__Exercise instructions__. The records below must be output exactly, without pictures.

__Stored entries__.
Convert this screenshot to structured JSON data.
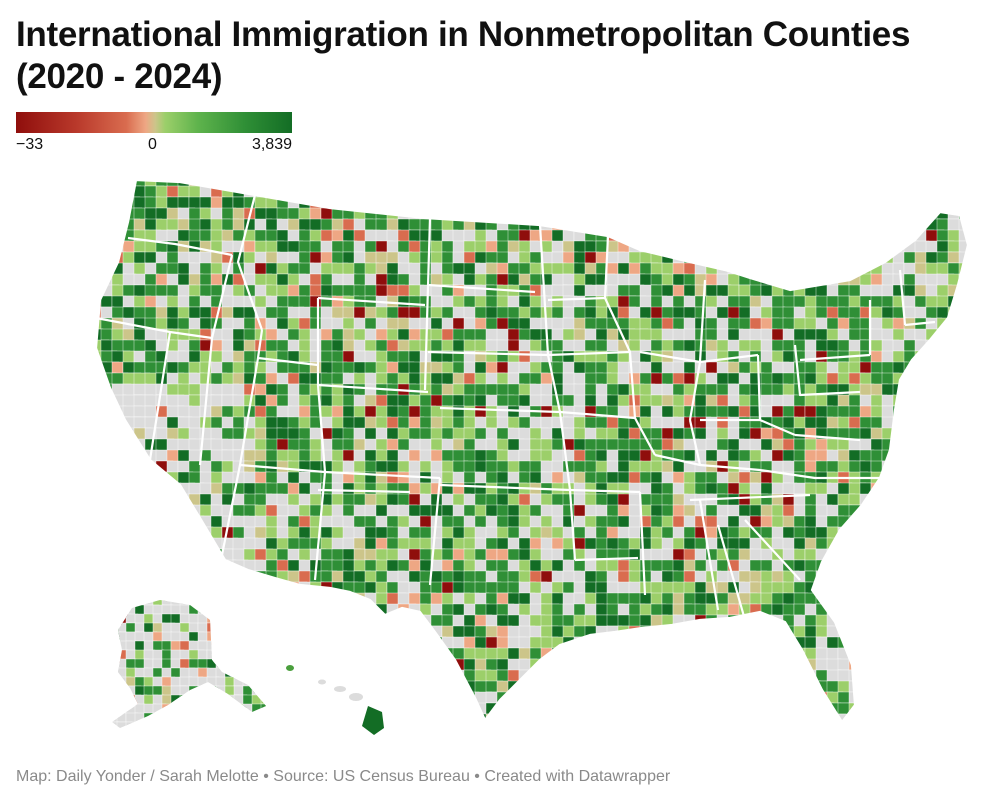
{
  "title": "International Immigration in Nonmetropolitan Counties (2020 - 2024)",
  "legend": {
    "min_label": "−33",
    "mid_label": "0",
    "max_label": "3,839",
    "min_value": -33,
    "max_value": 3839,
    "colors": [
      "#8f0e0c",
      "#d96c4f",
      "#eea784",
      "#ccc58a",
      "#9ccf6a",
      "#2f8f36",
      "#136d25"
    ],
    "no_data_color": "#dcdcdc"
  },
  "map": {
    "type": "choropleth",
    "geography": "US counties (nonmetropolitan)",
    "regions_shown": [
      "contiguous-us",
      "alaska",
      "hawaii"
    ]
  },
  "footer": "Map: Daily Yonder / Sarah Melotte • Source: US Census Bureau • Created with Datawrapper"
}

__Reply__.
Convert this screenshot to structured JSON data.
{
  "title": "International Immigration in Nonmetropolitan Counties (2020 - 2024)",
  "legend": {
    "min_label": "−33",
    "mid_label": "0",
    "max_label": "3,839",
    "min_value": -33,
    "max_value": 3839,
    "colors": [
      "#8f0e0c",
      "#d96c4f",
      "#eea784",
      "#ccc58a",
      "#9ccf6a",
      "#2f8f36",
      "#136d25"
    ],
    "no_data_color": "#dcdcdc"
  },
  "map": {
    "type": "choropleth",
    "geography": "US counties (nonmetropolitan)",
    "regions_shown": [
      "contiguous-us",
      "alaska",
      "hawaii"
    ]
  },
  "footer": "Map: Daily Yonder / Sarah Melotte • Source: US Census Bureau • Created with Datawrapper"
}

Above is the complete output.